# Stated exercise
Identify, in the records below, every line where the string "screenshot" appears, and copy each such line.

# Material for this task
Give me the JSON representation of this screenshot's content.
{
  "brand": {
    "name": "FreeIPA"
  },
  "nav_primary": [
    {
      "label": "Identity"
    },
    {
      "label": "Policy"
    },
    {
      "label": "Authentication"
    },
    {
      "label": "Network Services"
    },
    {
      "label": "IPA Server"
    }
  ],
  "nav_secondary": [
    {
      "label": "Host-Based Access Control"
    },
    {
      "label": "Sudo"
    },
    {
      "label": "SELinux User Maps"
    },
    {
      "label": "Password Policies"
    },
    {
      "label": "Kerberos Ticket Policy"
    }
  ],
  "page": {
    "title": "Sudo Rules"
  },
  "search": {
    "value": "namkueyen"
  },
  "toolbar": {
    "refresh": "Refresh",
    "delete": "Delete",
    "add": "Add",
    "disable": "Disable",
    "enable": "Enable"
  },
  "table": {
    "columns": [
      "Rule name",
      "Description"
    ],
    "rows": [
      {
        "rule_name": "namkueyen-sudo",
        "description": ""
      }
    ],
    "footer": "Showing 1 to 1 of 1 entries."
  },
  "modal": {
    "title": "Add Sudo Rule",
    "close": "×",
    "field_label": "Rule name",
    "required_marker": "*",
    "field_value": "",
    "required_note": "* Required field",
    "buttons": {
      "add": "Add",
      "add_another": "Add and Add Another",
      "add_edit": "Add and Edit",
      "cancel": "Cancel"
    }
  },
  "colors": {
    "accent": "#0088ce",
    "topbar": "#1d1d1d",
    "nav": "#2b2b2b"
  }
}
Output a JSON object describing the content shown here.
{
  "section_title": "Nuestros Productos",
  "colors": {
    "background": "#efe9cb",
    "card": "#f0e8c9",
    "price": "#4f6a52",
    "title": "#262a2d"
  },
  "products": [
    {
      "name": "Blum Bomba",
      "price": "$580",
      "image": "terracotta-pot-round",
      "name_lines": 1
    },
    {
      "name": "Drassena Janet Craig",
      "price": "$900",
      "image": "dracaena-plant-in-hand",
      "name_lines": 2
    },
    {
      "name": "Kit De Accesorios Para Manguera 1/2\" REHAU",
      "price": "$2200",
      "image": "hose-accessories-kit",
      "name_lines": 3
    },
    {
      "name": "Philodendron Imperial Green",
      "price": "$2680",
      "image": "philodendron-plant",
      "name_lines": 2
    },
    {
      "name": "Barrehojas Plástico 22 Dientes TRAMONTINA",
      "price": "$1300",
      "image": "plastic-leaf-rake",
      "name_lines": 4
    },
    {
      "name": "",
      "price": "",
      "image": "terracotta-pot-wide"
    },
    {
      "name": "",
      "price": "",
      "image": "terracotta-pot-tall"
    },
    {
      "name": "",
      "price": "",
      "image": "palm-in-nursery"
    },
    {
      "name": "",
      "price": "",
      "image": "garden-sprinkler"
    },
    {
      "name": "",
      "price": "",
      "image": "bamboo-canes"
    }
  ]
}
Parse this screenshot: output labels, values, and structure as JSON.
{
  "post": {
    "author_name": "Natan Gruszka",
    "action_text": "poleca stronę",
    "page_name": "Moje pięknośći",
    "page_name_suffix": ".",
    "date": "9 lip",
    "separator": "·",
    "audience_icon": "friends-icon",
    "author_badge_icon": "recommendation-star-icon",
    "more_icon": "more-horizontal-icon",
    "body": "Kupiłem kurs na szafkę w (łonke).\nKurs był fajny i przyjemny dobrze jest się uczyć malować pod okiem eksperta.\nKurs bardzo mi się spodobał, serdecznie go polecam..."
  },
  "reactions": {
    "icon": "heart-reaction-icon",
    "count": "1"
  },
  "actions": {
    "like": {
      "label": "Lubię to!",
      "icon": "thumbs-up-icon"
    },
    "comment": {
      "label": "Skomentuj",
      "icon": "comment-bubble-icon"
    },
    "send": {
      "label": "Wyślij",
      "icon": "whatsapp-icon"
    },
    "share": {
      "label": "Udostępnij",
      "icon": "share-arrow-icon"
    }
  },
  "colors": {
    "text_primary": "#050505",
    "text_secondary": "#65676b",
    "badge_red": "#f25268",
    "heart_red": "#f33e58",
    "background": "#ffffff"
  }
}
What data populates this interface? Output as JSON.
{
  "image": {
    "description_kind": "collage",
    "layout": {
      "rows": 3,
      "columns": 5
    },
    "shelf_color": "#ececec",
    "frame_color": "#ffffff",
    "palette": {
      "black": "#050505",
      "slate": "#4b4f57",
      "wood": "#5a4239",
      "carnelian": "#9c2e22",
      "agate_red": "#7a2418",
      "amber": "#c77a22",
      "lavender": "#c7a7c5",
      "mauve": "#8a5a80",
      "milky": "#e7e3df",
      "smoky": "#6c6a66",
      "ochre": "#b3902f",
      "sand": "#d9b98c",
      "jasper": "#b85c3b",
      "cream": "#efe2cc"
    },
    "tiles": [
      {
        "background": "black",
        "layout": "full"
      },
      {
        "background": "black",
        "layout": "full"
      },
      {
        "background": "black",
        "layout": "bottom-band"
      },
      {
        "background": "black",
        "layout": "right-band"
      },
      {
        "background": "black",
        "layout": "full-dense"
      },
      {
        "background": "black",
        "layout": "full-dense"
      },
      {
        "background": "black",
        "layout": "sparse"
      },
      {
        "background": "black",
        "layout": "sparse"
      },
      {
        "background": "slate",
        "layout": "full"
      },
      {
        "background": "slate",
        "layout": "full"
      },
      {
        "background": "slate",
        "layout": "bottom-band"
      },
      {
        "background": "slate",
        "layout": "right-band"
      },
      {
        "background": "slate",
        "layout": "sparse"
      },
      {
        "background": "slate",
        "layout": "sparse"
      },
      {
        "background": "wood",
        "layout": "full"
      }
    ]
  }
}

# Exercise solution
Give me the JSON representation of this screenshot's content.
Parse this screenshot: output labels, values, and structure as JSON.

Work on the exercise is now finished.